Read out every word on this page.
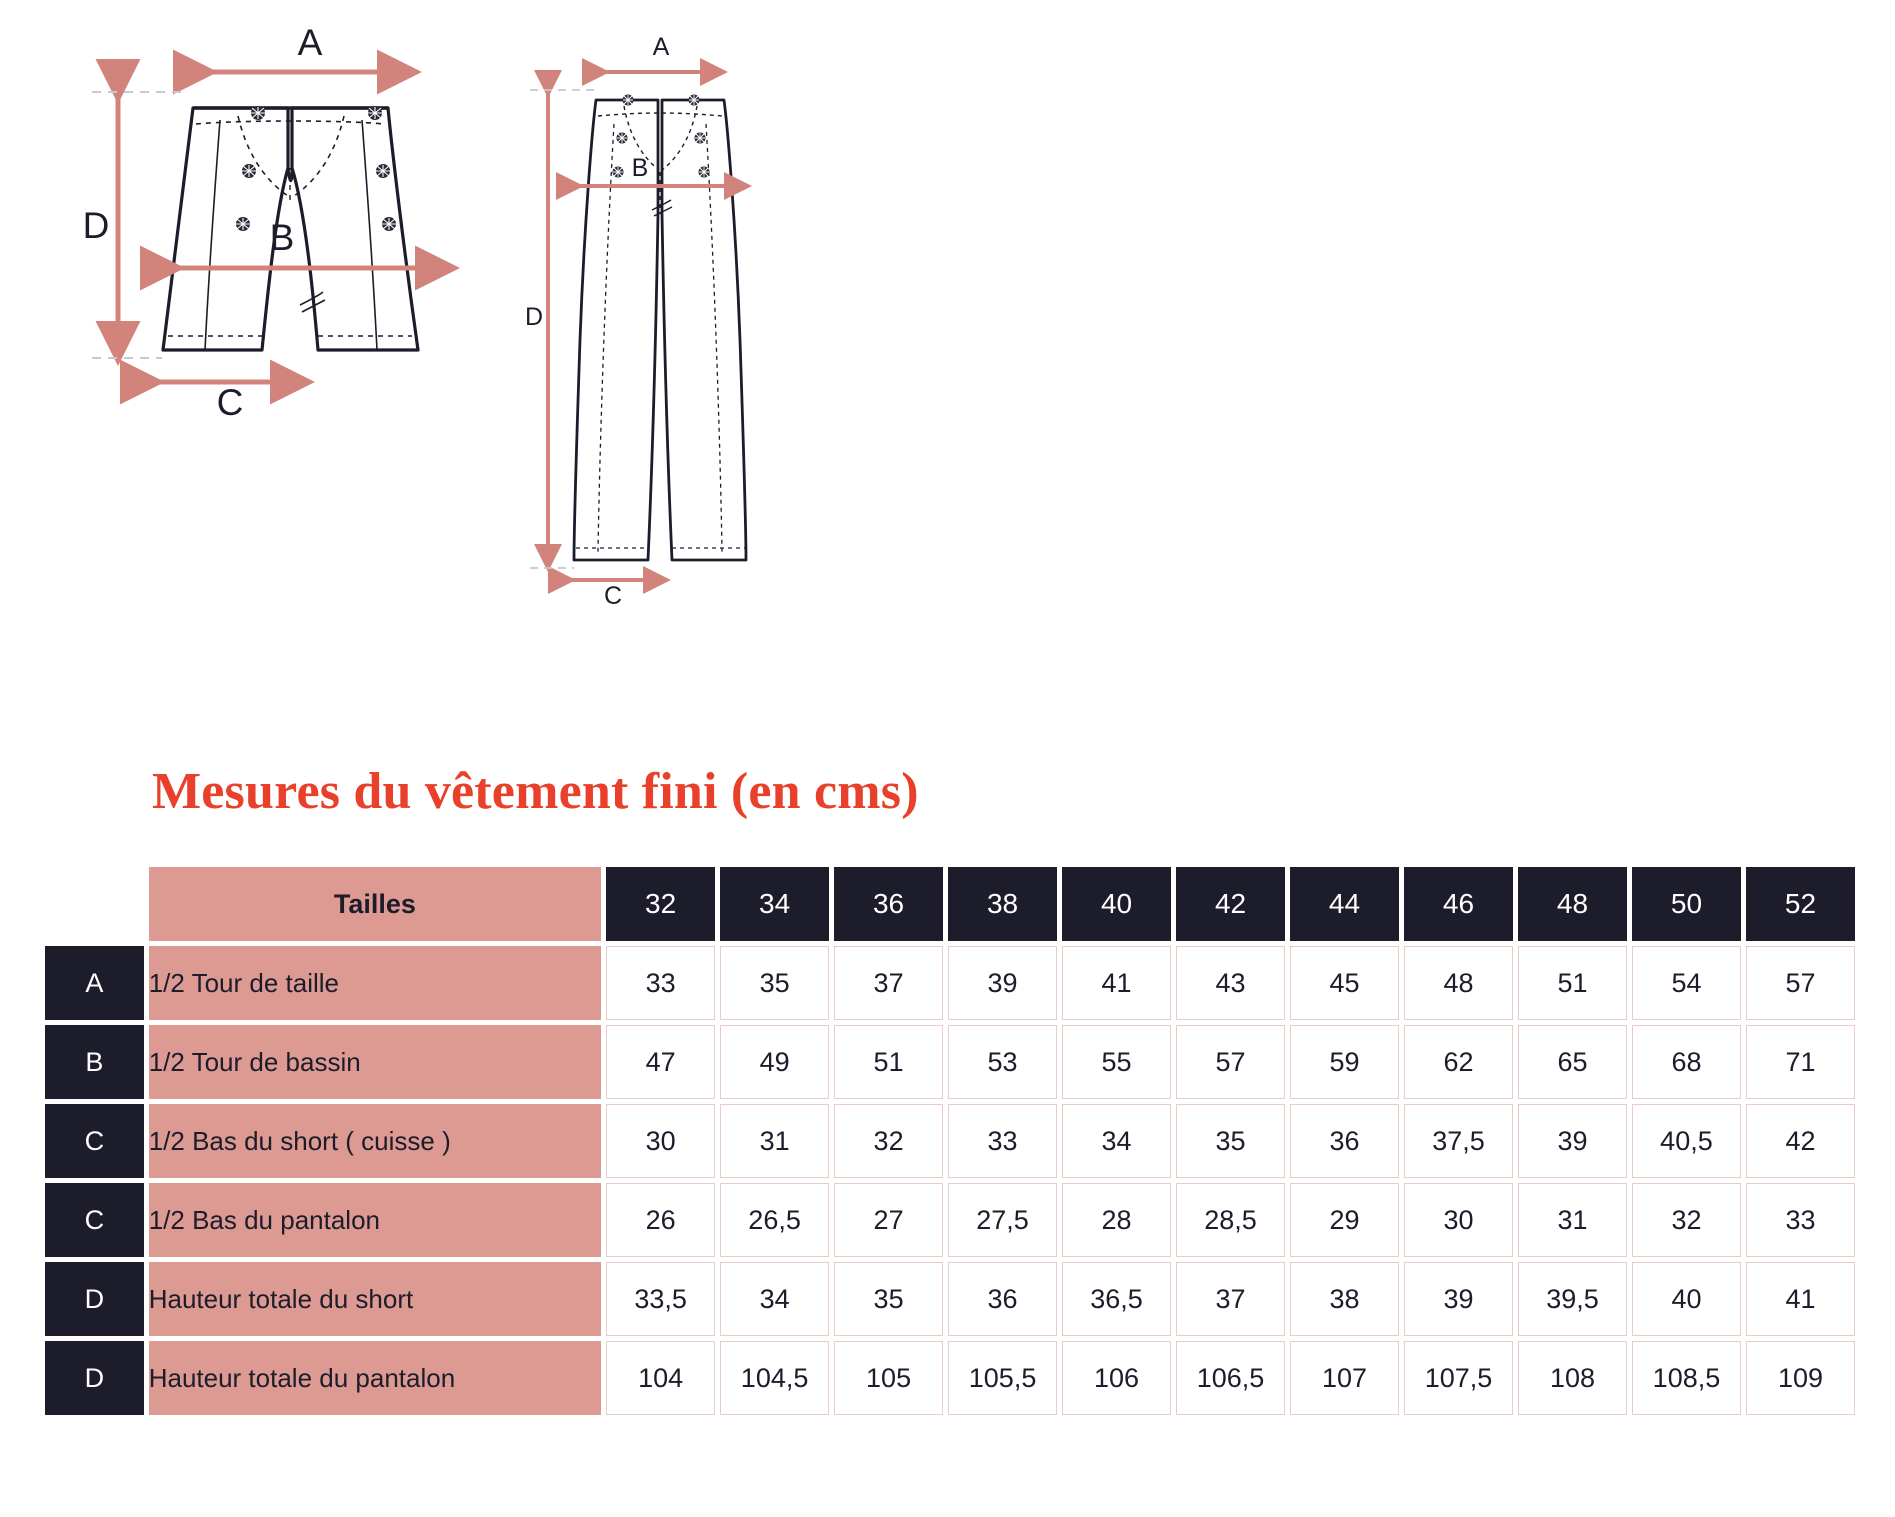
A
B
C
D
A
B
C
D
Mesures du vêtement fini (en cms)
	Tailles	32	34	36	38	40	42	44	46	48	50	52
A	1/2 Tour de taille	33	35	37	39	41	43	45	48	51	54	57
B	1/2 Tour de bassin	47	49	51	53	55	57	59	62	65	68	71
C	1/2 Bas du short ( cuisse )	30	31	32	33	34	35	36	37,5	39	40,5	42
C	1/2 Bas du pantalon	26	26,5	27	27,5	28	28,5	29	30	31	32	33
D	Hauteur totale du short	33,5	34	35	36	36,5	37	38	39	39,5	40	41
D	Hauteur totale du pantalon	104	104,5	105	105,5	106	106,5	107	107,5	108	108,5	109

+++++

> _YOUR GOAL_
Repeat all of the records verbatim, leaving out the pictures.

> _THE OUTPUT_
Read out every word on this page.
A
B
C
D
A
B
C
D
Mesures du vêtement fini (en cms)
	Tailles	32	34	36	38	40	42	44	46	48	50	52
A	1/2 Tour de taille	33	35	37	39	41	43	45	48	51	54	57
B	1/2 Tour de bassin	47	49	51	53	55	57	59	62	65	68	71
C	1/2 Bas du short ( cuisse )	30	31	32	33	34	35	36	37,5	39	40,5	42
C	1/2 Bas du pantalon	26	26,5	27	27,5	28	28,5	29	30	31	32	33
D	Hauteur totale du short	33,5	34	35	36	36,5	37	38	39	39,5	40	41
D	Hauteur totale du pantalon	104	104,5	105	105,5	106	106,5	107	107,5	108	108,5	109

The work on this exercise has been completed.